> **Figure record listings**

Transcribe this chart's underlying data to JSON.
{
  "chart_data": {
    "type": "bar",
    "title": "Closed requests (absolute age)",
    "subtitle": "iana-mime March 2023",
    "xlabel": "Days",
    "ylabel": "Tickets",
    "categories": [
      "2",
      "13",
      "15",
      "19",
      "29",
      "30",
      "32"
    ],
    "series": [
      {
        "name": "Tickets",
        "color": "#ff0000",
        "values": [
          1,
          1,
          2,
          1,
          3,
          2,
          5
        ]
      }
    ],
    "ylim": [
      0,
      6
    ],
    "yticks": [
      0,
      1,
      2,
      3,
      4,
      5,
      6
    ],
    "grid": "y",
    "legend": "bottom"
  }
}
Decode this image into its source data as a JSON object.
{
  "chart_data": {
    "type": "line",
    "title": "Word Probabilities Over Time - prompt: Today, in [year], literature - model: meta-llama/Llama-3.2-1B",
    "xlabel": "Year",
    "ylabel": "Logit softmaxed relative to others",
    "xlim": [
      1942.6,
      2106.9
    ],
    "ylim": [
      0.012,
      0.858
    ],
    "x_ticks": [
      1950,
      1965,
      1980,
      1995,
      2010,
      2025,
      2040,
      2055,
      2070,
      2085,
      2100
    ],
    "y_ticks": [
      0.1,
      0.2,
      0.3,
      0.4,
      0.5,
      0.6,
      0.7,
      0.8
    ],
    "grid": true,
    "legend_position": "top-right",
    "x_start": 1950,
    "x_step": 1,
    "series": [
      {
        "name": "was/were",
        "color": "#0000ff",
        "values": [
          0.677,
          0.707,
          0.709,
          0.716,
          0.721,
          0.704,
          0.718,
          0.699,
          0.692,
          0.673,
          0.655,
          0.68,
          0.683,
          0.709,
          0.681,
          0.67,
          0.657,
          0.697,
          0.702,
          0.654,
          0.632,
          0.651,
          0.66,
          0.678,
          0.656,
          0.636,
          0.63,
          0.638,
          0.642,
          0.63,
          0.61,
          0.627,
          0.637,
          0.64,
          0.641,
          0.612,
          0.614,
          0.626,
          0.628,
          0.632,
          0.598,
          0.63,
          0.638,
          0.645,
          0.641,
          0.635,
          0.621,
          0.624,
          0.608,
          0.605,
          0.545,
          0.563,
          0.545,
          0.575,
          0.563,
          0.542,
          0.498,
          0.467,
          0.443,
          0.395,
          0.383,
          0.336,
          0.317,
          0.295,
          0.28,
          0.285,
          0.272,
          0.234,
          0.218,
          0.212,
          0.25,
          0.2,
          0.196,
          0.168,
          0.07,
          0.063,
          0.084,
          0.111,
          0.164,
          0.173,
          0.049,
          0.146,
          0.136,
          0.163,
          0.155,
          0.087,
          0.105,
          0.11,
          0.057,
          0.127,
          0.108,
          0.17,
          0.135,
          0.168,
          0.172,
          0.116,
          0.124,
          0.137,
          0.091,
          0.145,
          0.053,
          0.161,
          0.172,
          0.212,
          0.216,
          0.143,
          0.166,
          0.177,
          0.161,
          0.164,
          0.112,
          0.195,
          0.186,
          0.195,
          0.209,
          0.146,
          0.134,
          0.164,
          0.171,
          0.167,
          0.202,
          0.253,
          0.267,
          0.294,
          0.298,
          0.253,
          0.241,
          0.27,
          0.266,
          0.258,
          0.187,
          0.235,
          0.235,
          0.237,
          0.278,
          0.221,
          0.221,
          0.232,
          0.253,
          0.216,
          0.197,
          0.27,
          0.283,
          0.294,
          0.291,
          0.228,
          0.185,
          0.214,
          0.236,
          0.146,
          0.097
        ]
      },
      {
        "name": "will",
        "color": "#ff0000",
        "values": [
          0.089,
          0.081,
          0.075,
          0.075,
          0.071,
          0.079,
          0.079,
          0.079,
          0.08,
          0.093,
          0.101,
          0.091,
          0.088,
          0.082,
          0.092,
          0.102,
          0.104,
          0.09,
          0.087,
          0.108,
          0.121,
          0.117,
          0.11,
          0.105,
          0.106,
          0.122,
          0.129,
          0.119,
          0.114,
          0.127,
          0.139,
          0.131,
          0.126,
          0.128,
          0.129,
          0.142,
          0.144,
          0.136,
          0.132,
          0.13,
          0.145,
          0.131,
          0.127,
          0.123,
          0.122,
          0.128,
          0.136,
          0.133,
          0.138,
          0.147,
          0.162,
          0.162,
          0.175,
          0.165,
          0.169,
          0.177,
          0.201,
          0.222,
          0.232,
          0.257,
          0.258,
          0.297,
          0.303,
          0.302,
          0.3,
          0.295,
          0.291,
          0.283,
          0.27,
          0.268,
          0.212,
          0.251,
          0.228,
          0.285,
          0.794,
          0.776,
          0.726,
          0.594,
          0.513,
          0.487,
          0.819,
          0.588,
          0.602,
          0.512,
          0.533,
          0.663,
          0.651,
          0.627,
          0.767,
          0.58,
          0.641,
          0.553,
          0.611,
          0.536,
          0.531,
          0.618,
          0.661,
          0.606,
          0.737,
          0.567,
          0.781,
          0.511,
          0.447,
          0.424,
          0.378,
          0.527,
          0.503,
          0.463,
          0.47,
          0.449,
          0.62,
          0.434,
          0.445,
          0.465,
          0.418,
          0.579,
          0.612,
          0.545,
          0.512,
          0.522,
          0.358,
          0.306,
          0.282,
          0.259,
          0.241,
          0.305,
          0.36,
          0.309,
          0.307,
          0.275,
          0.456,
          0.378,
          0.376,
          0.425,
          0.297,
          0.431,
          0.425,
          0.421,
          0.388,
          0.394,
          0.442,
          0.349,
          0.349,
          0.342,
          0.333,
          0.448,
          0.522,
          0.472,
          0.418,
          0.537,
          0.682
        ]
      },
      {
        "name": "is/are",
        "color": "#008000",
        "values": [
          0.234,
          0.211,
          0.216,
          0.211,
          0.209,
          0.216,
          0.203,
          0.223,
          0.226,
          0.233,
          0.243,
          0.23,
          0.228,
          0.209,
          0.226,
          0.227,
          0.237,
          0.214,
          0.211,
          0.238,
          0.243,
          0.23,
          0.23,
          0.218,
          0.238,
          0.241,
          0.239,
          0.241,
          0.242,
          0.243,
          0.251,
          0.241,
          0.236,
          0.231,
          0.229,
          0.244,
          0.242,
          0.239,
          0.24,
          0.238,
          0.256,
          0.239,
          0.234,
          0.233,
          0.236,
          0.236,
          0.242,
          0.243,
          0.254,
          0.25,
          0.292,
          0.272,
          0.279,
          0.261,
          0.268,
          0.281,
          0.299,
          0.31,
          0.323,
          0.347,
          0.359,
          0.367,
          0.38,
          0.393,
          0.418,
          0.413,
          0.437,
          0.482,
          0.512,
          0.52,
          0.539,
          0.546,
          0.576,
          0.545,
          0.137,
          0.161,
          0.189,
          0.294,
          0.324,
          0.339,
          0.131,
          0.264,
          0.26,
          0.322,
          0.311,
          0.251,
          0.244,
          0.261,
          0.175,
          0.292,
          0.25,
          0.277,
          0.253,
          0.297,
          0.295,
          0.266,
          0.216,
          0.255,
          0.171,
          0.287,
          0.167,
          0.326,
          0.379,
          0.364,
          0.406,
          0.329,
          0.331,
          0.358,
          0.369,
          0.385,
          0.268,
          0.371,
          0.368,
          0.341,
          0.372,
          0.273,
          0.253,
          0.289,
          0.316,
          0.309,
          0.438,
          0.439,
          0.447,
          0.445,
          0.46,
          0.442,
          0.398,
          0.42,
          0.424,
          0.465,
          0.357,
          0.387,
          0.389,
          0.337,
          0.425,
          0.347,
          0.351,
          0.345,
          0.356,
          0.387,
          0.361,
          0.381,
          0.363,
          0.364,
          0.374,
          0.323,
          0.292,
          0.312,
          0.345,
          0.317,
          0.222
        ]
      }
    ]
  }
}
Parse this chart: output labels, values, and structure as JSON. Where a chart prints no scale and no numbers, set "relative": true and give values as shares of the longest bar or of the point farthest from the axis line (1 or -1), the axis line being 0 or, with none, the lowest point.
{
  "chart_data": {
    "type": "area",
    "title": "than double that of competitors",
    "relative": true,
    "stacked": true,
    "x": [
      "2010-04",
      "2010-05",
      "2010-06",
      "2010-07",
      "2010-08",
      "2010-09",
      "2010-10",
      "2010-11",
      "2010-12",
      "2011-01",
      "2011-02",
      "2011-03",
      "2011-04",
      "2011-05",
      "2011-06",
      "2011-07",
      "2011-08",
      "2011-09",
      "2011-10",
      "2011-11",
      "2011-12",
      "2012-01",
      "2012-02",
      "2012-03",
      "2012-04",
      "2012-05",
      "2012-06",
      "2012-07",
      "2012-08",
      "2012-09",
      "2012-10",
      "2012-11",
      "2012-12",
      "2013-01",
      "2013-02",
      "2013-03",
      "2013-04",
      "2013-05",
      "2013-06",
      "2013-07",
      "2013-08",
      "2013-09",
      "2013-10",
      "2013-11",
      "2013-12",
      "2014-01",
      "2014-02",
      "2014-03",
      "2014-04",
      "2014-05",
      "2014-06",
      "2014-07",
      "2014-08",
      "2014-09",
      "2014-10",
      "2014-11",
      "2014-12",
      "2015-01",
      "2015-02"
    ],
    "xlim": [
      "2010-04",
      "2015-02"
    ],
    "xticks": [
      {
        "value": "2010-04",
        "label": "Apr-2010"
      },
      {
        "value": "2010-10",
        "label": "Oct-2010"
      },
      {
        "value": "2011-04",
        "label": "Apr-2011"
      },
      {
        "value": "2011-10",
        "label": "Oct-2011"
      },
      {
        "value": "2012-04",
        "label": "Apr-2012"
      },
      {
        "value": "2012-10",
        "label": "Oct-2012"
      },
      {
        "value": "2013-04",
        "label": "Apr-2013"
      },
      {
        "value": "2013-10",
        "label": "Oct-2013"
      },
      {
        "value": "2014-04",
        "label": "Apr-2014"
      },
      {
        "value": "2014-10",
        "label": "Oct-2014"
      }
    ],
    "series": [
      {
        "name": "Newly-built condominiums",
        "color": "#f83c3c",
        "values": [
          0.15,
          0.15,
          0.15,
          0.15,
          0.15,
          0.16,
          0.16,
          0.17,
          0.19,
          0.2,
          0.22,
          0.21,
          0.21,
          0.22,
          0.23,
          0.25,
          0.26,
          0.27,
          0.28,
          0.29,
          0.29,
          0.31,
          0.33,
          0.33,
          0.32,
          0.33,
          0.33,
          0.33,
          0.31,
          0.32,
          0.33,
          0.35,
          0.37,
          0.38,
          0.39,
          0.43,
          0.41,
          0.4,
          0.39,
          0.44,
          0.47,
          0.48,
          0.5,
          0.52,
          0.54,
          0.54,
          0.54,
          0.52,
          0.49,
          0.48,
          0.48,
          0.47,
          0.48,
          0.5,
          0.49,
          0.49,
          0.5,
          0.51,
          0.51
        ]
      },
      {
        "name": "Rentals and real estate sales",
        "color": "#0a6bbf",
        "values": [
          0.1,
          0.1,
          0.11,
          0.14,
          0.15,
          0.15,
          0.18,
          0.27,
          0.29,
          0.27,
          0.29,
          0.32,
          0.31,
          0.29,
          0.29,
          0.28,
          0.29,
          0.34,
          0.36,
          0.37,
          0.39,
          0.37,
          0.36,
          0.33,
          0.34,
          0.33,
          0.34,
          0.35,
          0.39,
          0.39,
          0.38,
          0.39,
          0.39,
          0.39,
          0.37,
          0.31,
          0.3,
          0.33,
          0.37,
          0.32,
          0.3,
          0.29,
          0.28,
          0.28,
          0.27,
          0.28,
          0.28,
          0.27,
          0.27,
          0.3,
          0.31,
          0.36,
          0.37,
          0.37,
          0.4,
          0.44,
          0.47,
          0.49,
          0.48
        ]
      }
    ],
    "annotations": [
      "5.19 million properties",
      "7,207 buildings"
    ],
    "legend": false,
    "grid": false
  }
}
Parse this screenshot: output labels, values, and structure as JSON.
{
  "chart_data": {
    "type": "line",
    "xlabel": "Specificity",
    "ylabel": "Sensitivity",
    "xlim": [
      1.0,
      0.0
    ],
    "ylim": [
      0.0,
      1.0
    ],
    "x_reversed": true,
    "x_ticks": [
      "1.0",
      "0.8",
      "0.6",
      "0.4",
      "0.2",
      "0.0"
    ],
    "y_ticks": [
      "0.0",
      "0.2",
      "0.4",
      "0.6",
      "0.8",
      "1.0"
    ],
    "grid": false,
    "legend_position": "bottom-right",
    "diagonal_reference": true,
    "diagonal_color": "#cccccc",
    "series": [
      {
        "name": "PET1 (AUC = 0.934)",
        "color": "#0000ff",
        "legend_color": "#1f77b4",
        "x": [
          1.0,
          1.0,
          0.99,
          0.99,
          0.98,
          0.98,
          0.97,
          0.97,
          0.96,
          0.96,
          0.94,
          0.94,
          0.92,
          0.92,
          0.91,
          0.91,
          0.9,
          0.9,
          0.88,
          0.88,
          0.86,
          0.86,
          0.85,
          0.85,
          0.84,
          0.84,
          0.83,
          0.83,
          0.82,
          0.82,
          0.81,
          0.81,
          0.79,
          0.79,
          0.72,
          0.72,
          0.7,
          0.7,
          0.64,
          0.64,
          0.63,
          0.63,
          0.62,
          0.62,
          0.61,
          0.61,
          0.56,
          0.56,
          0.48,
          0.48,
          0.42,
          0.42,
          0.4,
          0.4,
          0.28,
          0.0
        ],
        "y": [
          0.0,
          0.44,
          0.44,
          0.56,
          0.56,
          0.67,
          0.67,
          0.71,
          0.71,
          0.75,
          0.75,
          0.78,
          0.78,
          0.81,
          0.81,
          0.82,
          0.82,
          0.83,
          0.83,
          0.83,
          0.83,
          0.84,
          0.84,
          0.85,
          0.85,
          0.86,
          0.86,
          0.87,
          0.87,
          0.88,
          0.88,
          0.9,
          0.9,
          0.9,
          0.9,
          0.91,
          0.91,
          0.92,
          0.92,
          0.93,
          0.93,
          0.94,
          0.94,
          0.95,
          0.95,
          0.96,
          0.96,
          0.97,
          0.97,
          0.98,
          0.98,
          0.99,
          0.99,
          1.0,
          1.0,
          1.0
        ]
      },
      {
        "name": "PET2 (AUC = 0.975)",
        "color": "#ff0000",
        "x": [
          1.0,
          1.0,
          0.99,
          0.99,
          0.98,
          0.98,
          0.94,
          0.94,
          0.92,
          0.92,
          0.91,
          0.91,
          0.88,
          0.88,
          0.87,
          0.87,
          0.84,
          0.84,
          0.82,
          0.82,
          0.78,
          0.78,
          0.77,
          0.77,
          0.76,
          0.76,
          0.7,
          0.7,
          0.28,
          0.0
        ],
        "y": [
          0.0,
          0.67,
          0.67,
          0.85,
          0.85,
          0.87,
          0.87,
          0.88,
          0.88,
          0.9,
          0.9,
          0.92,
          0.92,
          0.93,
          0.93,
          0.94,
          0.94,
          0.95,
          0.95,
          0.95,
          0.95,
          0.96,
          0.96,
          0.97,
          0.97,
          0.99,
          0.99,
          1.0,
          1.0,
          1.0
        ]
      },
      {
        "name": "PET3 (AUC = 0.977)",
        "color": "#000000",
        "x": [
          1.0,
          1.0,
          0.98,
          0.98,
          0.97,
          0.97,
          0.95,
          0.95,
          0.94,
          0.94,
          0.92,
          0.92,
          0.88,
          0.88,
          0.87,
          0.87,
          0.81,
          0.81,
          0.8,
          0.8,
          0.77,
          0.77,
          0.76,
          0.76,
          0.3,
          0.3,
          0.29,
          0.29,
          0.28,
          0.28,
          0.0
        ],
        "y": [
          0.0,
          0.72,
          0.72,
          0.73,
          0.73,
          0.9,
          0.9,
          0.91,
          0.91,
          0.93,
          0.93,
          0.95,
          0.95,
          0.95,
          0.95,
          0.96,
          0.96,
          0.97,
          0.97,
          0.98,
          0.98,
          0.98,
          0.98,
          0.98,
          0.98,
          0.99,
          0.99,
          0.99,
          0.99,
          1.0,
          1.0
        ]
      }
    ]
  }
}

> **The exercise**
From the records above, copy every line that holds the word "Parse".

> **Written response**
Parse this chart: output labels, values, and structure as JSON. Where a chart prints no scale and no numbers, set "relative": true and give values as shares of the longest bar or of the point farthest from the axis line (1 or -1), the axis line being 0 or, with none, the lowest point.
Parse this screenshot: output labels, values, and structure as JSON.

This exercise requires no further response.